*** Block opens ***
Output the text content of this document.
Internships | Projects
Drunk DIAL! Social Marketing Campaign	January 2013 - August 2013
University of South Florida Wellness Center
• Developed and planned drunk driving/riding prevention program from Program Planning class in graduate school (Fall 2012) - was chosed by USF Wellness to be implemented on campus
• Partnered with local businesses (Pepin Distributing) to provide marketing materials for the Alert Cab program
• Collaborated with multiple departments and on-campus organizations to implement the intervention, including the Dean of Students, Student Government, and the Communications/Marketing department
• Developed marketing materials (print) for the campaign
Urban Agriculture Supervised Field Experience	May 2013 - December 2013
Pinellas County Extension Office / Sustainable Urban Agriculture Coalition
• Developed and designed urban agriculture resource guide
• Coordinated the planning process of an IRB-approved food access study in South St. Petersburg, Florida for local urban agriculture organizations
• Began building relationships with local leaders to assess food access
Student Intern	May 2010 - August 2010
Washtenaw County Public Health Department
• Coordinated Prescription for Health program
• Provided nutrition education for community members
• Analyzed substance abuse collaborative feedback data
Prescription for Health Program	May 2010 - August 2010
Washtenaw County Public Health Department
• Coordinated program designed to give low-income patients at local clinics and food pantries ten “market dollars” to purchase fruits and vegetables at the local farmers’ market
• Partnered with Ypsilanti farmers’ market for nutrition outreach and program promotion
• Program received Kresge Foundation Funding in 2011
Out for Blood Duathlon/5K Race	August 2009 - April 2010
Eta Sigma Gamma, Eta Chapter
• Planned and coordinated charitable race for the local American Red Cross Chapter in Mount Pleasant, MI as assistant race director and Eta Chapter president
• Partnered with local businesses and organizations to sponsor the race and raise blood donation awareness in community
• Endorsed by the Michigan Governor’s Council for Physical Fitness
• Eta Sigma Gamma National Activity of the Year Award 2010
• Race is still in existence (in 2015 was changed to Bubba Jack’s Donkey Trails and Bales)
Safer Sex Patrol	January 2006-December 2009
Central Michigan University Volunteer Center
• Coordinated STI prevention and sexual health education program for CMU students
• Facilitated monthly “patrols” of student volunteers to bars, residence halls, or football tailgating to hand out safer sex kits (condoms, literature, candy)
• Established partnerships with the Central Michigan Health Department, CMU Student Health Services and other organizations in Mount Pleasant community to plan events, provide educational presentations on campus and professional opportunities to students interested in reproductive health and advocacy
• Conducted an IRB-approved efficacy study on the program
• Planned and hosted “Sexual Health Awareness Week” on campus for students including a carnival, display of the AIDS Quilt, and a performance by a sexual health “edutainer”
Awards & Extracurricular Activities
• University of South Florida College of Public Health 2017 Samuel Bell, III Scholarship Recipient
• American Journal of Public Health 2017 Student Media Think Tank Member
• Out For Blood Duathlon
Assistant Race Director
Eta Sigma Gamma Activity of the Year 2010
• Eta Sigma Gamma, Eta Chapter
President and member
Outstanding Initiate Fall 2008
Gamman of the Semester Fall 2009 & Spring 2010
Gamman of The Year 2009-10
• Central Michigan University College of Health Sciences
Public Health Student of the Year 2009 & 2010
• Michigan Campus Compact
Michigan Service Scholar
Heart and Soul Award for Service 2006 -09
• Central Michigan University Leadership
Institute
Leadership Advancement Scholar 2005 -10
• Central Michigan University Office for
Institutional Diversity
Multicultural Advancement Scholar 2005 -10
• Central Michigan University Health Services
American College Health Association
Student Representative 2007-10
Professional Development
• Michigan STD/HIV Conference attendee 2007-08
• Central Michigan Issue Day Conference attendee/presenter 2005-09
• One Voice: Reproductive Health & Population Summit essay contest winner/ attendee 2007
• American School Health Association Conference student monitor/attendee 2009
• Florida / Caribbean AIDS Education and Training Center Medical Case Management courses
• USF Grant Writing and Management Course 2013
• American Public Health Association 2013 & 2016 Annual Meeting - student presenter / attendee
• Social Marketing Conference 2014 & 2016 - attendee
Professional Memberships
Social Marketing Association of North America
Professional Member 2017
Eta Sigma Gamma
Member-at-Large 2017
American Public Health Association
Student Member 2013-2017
*** Block closes ***
## Work task
Reproduce the full listing word for word.

## Response to the exercise
Output the text content of this document.
Internships | Projects
Drunk DIAL! Social Marketing Campaign	January 2013 - August 2013
University of South Florida Wellness Center
• Developed and planned drunk driving/riding prevention program from Program Planning class in graduate school (Fall 2012) - was chosed by USF Wellness to be implemented on campus
• Partnered with local businesses (Pepin Distributing) to provide marketing materials for the Alert Cab program
• Collaborated with multiple departments and on-campus organizations to implement the intervention, including the Dean of Students, Student Government, and the Communications/Marketing department
• Developed marketing materials (print) for the campaign
Urban Agriculture Supervised Field Experience	May 2013 - December 2013
Pinellas County Extension Office / Sustainable Urban Agriculture Coalition
• Developed and designed urban agriculture resource guide
• Coordinated the planning process of an IRB-approved food access study in South St. Petersburg, Florida for local urban agriculture organizations
• Began building relationships with local leaders to assess food access
Student Intern	May 2010 - August 2010
Washtenaw County Public Health Department
• Coordinated Prescription for Health program
• Provided nutrition education for community members
• Analyzed substance abuse collaborative feedback data
Prescription for Health Program	May 2010 - August 2010
Washtenaw County Public Health Department
• Coordinated program designed to give low-income patients at local clinics and food pantries ten “market dollars” to purchase fruits and vegetables at the local farmers’ market
• Partnered with Ypsilanti farmers’ market for nutrition outreach and program promotion
• Program received Kresge Foundation Funding in 2011
Out for Blood Duathlon/5K Race	August 2009 - April 2010
Eta Sigma Gamma, Eta Chapter
• Planned and coordinated charitable race for the local American Red Cross Chapter in Mount Pleasant, MI as assistant race director and Eta Chapter president
• Partnered with local businesses and organizations to sponsor the race and raise blood donation awareness in community
• Endorsed by the Michigan Governor’s Council for Physical Fitness
• Eta Sigma Gamma National Activity of the Year Award 2010
• Race is still in existence (in 2015 was changed to Bubba Jack’s Donkey Trails and Bales)
Safer Sex Patrol	January 2006-December 2009
Central Michigan University Volunteer Center
• Coordinated STI prevention and sexual health education program for CMU students
• Facilitated monthly “patrols” of student volunteers to bars, residence halls, or football tailgating to hand out safer sex kits (condoms, literature, candy)
• Established partnerships with the Central Michigan Health Department, CMU Student Health Services and other organizations in Mount Pleasant community to plan events, provide educational presentations on campus and professional opportunities to students interested in reproductive health and advocacy
• Conducted an IRB-approved efficacy study on the program
• Planned and hosted “Sexual Health Awareness Week” on campus for students including a carnival, display of the AIDS Quilt, and a performance by a sexual health “edutainer”
Awards & Extracurricular Activities
• University of South Florida College of Public Health 2017 Samuel Bell, III Scholarship Recipient
• American Journal of Public Health 2017 Student Media Think Tank Member
• Out For Blood Duathlon
Assistant Race Director
Eta Sigma Gamma Activity of the Year 2010
• Eta Sigma Gamma, Eta Chapter
President and member
Outstanding Initiate Fall 2008
Gamman of the Semester Fall 2009 & Spring 2010
Gamman of The Year 2009-10
• Central Michigan University College of Health Sciences
Public Health Student of the Year 2009 & 2010
• Michigan Campus Compact
Michigan Service Scholar
Heart and Soul Award for Service 2006 -09
• Central Michigan University Leadership
Institute
Leadership Advancement Scholar 2005 -10
• Central Michigan University Office for
Institutional Diversity
Multicultural Advancement Scholar 2005 -10
• Central Michigan University Health Services
American College Health Association
Student Representative 2007-10
Professional Development
• Michigan STD/HIV Conference attendee 2007-08
• Central Michigan Issue Day Conference attendee/presenter 2005-09
• One Voice: Reproductive Health & Population Summit essay contest winner/ attendee 2007
• American School Health Association Conference student monitor/attendee 2009
• Florida / Caribbean AIDS Education and Training Center Medical Case Management courses
• USF Grant Writing and Management Course 2013
• American Public Health Association 2013 & 2016 Annual Meeting - student presenter / attendee
• Social Marketing Conference 2014 & 2016 - attendee
Professional Memberships
Social Marketing Association of North America
Professional Member 2017
Eta Sigma Gamma
Member-at-Large 2017
American Public Health Association
Student Member 2013-2017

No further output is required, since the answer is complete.